═══ Input records ═══

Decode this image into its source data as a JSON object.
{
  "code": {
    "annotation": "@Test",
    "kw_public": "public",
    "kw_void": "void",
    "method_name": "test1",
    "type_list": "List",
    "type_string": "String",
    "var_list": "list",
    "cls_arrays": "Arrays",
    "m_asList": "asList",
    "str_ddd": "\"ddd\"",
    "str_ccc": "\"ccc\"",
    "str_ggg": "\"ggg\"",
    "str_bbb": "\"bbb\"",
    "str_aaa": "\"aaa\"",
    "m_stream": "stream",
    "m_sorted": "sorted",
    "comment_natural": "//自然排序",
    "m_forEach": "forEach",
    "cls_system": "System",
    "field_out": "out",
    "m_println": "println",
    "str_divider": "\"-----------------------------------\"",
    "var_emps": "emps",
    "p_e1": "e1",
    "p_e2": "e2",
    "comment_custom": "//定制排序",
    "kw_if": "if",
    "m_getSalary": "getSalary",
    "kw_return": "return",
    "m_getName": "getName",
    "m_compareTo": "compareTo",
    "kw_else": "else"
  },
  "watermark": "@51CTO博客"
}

═══

Exercise description: Your task is to repeat every line exactly.

Response for this exercise:
Decode this image into its source data as a JSON object.
{
  "code": {
    "annotation": "@Test",
    "kw_public": "public",
    "kw_void": "void",
    "method_name": "test1",
    "type_list": "List",
    "type_string": "String",
    "var_list": "list",
    "cls_arrays": "Arrays",
    "m_asList": "asList",
    "str_ddd": "\"ddd\"",
    "str_ccc": "\"ccc\"",
    "str_ggg": "\"ggg\"",
    "str_bbb": "\"bbb\"",
    "str_aaa": "\"aaa\"",
    "m_stream": "stream",
    "m_sorted": "sorted",
    "comment_natural": "//自然排序",
    "m_forEach": "forEach",
    "cls_system": "System",
    "field_out": "out",
    "m_println": "println",
    "str_divider": "\"-----------------------------------\"",
    "var_emps": "emps",
    "p_e1": "e1",
    "p_e2": "e2",
    "comment_custom": "//定制排序",
    "kw_if": "if",
    "m_getSalary": "getSalary",
    "kw_return": "return",
    "m_getName": "getName",
    "m_compareTo": "compareTo",
    "kw_else": "else"
  },
  "watermark": "@51CTO博客"
}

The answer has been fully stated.